Segment Start: DOCUMENT SEGMENT
React Bench is a benchmark for evaluating how reliably coding agents locate React source files. Given a natural-language description of a rendered UI element, an agent must return the file where that component is defined — the retrieval step that has to succeed before any UI edit can happen.

The set is 330 test cases across 14 pattern categories, each modeled on component structures found in production codebases like [Cal.com](https://github.com/calcom/cal.com), [Excalidraw](https://github.com/excalidraw/excalidraw), [LobeChat](https://github.com/lobehub/lobe-chat), and [Plane](https://github.com/makeplane/plane).

**[View results →](https://react-bench.com)**

## Why source retrieval

Coding agents are increasingly driven from what a user sees on screen: "make the retry button on the error banner larger," "the avatar in the sidebar is misaligned." Before the agent can make that edit, it has to find the file the element comes from. In a well-structured demo app that step is trivial. In a production React codebase, with layers of higher-order components, dynamic imports, and re-exported names, it is often the hard part of the task.
Segment End: DOCUMENT SEGMENT
▸ TASK 1: In the React Bench overview, how many test cases does the set contain?
▸ TASK 2: Please continue the React Bench overview from its last sentence.
Segment Start: EXTRACTED RECORDS
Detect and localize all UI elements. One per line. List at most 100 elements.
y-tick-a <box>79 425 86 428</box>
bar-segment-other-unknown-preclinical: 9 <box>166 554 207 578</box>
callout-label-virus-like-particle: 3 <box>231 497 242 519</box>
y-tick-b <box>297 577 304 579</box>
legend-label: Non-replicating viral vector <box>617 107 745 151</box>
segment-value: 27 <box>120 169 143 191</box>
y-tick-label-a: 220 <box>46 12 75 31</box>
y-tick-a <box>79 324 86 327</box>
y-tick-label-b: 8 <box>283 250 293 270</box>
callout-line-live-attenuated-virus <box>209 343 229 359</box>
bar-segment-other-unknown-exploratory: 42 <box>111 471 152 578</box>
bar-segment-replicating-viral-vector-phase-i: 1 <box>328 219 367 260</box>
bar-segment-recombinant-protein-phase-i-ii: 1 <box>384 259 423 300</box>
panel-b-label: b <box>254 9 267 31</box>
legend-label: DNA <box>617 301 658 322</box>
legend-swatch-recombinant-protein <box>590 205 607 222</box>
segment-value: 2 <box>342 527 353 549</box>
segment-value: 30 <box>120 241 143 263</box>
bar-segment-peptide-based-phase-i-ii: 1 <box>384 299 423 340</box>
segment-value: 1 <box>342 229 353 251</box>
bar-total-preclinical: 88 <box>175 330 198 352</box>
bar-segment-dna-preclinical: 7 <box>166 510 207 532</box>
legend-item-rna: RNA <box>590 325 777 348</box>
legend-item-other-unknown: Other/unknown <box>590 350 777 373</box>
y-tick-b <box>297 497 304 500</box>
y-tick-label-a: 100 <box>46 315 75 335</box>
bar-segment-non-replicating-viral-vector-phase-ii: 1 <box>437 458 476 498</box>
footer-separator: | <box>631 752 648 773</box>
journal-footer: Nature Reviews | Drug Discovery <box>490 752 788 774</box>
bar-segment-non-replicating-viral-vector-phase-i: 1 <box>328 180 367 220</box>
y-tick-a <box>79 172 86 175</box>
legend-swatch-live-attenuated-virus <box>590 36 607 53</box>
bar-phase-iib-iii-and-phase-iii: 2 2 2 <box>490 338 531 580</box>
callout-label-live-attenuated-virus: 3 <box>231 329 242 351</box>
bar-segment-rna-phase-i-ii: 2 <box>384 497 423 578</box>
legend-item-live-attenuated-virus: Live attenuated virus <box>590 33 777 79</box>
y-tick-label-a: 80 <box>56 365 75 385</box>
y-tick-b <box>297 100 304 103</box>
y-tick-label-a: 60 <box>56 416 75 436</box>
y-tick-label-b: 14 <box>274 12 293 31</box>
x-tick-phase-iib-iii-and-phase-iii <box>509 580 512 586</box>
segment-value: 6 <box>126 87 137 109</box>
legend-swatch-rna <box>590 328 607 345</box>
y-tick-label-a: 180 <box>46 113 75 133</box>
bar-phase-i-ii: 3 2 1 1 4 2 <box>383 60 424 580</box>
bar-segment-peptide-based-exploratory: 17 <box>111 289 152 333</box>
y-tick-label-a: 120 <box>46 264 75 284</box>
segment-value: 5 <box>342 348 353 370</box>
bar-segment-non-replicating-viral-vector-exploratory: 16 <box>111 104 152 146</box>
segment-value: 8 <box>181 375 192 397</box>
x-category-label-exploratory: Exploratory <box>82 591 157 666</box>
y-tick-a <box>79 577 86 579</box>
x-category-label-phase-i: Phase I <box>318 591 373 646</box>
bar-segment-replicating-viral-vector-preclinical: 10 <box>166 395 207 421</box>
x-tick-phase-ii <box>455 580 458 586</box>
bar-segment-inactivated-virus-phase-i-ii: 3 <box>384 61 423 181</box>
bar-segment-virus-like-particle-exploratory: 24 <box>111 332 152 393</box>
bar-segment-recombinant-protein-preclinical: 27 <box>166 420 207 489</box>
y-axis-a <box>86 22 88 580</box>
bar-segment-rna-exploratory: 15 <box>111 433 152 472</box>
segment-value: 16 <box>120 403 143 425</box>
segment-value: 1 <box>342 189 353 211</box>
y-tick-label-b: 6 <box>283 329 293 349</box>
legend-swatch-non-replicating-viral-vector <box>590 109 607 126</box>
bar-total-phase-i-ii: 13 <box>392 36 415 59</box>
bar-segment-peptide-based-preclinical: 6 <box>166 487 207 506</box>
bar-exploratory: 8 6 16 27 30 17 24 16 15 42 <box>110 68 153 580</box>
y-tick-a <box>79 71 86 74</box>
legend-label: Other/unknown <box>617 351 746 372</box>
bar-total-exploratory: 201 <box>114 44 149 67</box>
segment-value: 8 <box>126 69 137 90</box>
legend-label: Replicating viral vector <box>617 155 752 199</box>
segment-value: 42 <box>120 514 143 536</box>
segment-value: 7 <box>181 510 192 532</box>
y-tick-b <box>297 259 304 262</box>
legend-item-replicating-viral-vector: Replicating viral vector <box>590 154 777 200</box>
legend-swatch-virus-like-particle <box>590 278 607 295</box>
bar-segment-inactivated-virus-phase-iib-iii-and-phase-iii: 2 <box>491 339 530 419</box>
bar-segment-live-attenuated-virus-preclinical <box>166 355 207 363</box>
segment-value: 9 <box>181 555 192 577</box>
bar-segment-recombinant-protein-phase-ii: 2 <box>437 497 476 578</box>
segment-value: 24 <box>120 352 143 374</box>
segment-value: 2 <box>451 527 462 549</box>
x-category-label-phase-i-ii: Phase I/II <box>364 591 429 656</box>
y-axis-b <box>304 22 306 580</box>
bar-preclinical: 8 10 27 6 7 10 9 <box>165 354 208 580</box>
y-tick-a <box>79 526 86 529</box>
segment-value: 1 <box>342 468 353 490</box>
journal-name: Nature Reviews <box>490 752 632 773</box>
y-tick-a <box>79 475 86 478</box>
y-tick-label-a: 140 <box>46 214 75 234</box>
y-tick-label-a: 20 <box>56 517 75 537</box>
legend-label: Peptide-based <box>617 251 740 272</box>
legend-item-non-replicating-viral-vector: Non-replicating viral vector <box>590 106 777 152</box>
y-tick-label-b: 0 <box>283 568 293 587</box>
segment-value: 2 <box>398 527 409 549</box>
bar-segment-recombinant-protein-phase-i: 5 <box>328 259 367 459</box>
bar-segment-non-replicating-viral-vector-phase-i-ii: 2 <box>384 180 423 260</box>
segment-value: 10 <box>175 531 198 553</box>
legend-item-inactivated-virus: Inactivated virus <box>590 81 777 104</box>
Segment End: EXTRACTED RECORDS
▸ ANSWER 1: The set contains 330 test cases across 14 pattern categories.

▸ ANSWER 2:
A class of browser tools — [React Grab](https://github.com/aidenybai/react-grab), [Agentation](https://github.com/benjitaylor/agentation), [Cursor's browser inspector](https://cursor.com/docs/agent/browser), [Click to Component](https://github.com/ericclemmons/click-to-component), and [LocatorJS](https://github.com/infi-pc/locatorjs) — claim to close that gap by reading the React fiber tree and handing the agent a source hint. There was no shared, reproducible measurement of whether, and by how much, those tools actually help. React Bench is that measurement: it isolates the retrieval step, holds the agent and prompt fixed, and varies only the source hint each tool provides.

## What makes retrieval hard

The test cases are drawn from patterns that recur across open-source React and Next.js projects — Cal.com, Excalidraw, Twenty, LobeChat, Plane, Novu, Formbricks, Documenso, Dub, Inbox-zero — where the rendered component name and its source location diverge:

- **Deep wrapping.** Cal.com wraps components in `withLicenseRequired`, `withErrorBoundary`, `withTracking`, sometimes several layers deep. The "Russian Doll" case pushes this to 14 HOC layers around a single styled motion button; React DevTools shows a tower of anonymous wrappers, and grepping the component name returns nothing useful.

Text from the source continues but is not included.